# PROBLEM DETAILS:
The answer must be every line below that contains the string "povprečje".
══════
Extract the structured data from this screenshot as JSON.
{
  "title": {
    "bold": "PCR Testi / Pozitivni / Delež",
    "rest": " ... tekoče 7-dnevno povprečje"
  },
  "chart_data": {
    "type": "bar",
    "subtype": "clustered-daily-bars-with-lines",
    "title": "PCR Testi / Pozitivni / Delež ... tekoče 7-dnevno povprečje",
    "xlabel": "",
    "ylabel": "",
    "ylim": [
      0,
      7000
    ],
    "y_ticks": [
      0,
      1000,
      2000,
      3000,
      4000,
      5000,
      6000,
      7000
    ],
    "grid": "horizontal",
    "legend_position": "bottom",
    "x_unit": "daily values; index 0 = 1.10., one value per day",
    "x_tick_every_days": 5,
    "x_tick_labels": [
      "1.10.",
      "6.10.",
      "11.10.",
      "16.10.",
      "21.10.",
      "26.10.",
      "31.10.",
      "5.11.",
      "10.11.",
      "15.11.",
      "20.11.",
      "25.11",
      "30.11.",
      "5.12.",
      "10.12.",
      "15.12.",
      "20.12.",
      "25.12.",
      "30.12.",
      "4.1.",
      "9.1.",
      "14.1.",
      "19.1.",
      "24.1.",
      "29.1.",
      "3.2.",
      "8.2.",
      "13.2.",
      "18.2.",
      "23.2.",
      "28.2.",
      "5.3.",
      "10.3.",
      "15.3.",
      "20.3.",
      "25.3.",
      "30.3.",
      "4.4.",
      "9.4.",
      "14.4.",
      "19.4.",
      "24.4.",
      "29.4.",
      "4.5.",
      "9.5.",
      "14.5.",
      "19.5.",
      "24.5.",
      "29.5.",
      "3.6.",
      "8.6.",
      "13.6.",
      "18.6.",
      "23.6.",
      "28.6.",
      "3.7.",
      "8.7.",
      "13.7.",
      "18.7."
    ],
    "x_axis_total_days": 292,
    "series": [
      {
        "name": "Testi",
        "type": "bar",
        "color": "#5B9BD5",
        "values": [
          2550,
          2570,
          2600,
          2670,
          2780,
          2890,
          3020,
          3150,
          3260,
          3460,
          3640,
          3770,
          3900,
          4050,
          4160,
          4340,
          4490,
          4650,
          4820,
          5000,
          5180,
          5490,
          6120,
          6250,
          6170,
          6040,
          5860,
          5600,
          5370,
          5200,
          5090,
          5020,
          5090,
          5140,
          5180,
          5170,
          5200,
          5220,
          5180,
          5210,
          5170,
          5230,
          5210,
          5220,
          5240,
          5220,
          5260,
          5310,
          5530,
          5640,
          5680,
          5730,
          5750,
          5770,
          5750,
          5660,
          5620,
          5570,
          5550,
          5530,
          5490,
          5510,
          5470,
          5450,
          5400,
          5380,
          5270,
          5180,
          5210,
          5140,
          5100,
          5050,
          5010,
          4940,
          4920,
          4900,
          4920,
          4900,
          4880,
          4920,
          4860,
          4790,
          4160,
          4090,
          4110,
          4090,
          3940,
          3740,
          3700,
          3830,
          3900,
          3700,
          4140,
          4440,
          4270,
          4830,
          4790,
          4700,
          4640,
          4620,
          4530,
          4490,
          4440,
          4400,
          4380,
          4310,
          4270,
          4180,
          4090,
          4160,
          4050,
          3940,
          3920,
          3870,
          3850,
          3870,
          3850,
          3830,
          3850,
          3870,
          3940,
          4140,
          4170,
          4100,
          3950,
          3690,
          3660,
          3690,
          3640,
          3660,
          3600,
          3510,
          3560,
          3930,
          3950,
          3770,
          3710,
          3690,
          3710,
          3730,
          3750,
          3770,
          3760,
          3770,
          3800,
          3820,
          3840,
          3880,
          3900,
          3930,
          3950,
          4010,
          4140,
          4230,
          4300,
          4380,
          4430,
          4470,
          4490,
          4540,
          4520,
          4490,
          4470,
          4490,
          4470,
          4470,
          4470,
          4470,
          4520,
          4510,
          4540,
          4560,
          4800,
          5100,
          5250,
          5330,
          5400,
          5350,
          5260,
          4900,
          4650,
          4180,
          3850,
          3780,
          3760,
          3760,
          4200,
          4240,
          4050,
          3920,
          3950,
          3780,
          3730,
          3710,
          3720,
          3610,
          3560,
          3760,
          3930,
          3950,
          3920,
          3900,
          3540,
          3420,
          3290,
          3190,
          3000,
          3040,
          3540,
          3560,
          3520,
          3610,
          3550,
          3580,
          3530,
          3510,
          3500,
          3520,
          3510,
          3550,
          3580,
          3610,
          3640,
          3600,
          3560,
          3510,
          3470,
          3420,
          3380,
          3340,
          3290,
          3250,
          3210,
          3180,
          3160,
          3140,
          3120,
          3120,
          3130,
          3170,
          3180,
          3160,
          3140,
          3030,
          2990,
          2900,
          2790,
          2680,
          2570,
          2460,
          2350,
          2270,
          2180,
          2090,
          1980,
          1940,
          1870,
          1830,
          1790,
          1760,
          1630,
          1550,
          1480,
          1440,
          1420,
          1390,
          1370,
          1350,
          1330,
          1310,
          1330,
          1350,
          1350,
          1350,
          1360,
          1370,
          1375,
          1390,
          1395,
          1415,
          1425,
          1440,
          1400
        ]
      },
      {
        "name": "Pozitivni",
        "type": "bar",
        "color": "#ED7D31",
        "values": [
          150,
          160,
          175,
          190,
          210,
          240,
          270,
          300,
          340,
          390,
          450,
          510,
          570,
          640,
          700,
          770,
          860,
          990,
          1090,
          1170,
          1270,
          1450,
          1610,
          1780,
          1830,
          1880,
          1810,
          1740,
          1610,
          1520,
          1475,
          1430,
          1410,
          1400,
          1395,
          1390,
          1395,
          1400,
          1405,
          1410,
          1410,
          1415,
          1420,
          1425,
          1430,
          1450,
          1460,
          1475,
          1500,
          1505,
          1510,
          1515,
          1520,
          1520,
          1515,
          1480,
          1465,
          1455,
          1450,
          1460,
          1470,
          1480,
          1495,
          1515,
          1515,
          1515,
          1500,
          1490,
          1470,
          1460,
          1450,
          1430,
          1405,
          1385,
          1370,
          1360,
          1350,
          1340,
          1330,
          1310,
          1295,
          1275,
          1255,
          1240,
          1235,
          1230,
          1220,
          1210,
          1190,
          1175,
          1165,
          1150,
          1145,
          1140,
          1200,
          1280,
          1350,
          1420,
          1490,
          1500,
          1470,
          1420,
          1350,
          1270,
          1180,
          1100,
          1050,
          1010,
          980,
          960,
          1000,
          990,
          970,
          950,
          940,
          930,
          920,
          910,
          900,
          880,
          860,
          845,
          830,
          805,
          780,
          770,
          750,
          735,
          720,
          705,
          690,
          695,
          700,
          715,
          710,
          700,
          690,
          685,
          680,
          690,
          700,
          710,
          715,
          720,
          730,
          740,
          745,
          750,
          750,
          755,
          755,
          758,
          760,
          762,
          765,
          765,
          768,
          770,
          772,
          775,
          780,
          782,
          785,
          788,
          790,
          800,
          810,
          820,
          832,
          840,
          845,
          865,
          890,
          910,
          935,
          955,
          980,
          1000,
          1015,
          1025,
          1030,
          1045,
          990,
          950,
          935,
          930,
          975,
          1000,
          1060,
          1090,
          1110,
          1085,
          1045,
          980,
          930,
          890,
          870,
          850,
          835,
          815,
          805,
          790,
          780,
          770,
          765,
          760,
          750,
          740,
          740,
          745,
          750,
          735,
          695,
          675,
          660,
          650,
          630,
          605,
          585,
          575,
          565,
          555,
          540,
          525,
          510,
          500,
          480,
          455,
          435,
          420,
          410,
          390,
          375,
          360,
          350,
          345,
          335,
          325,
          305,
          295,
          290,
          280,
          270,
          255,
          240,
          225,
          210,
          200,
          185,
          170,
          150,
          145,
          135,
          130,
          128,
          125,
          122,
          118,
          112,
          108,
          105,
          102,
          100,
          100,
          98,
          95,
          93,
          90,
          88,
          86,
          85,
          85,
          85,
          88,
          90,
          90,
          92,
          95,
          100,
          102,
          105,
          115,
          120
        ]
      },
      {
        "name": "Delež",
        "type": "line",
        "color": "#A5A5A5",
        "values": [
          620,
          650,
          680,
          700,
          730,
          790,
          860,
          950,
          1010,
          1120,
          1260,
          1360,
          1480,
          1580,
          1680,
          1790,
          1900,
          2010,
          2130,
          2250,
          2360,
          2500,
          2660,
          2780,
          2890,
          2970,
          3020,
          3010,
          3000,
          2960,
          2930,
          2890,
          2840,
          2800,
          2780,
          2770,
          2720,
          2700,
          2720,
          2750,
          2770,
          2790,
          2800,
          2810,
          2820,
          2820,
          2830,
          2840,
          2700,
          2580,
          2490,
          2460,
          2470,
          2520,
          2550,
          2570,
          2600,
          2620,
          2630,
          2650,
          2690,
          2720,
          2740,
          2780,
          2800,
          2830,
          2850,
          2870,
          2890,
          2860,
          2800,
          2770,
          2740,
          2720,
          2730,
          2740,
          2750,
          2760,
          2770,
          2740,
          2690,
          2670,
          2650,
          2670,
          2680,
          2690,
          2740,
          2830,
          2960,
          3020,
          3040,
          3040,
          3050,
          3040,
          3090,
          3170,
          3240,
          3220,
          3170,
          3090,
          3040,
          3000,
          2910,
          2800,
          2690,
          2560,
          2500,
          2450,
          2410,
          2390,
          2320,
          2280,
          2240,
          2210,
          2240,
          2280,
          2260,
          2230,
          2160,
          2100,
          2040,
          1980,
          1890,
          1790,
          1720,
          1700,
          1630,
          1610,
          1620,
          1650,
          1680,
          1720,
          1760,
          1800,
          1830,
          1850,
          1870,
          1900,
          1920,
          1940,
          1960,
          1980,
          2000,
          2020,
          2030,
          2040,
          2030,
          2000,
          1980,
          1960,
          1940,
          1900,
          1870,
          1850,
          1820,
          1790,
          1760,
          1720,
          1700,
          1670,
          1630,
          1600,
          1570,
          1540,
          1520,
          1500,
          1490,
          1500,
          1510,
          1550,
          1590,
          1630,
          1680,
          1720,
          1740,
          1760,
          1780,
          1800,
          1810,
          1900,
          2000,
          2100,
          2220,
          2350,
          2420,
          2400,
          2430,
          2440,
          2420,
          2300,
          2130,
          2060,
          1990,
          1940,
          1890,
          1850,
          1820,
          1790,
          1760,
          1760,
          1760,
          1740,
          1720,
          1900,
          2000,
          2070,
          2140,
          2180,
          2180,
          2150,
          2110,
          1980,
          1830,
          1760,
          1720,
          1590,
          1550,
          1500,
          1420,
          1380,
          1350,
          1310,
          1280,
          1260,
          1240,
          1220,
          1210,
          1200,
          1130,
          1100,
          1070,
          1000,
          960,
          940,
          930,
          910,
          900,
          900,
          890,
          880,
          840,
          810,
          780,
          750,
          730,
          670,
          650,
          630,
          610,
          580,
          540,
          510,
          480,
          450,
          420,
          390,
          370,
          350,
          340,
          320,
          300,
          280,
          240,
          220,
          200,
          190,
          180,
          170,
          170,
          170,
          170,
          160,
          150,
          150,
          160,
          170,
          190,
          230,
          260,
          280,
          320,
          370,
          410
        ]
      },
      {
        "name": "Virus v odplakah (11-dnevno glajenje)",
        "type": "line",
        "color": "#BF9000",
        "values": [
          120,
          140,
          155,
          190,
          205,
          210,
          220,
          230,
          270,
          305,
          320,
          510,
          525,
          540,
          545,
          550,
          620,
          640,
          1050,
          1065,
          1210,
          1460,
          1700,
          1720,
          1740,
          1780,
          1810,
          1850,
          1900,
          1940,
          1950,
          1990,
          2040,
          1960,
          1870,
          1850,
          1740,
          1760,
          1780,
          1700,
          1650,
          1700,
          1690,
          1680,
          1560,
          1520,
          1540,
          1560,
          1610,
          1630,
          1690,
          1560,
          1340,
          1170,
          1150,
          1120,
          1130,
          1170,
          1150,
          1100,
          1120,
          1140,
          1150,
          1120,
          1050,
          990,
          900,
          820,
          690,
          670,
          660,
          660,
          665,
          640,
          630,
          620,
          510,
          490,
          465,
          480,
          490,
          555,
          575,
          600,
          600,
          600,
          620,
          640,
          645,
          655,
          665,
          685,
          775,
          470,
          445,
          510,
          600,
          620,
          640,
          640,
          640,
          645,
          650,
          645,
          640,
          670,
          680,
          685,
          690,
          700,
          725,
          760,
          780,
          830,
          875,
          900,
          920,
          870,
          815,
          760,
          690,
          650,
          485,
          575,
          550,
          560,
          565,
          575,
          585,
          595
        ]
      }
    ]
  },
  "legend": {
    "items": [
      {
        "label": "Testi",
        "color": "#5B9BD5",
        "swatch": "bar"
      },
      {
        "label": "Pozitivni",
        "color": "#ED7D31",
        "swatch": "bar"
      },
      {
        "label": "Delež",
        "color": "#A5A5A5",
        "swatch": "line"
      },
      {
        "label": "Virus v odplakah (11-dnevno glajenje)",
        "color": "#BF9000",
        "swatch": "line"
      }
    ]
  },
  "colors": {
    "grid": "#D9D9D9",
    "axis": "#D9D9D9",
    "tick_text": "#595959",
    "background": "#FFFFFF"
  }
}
══════
# EXPECTED ANSWER:
    "rest": " ... tekoče 7-dnevno povprečje"
    "title": "PCR Testi / Pozitivni / Delež ... tekoče 7-dnevno povprečje",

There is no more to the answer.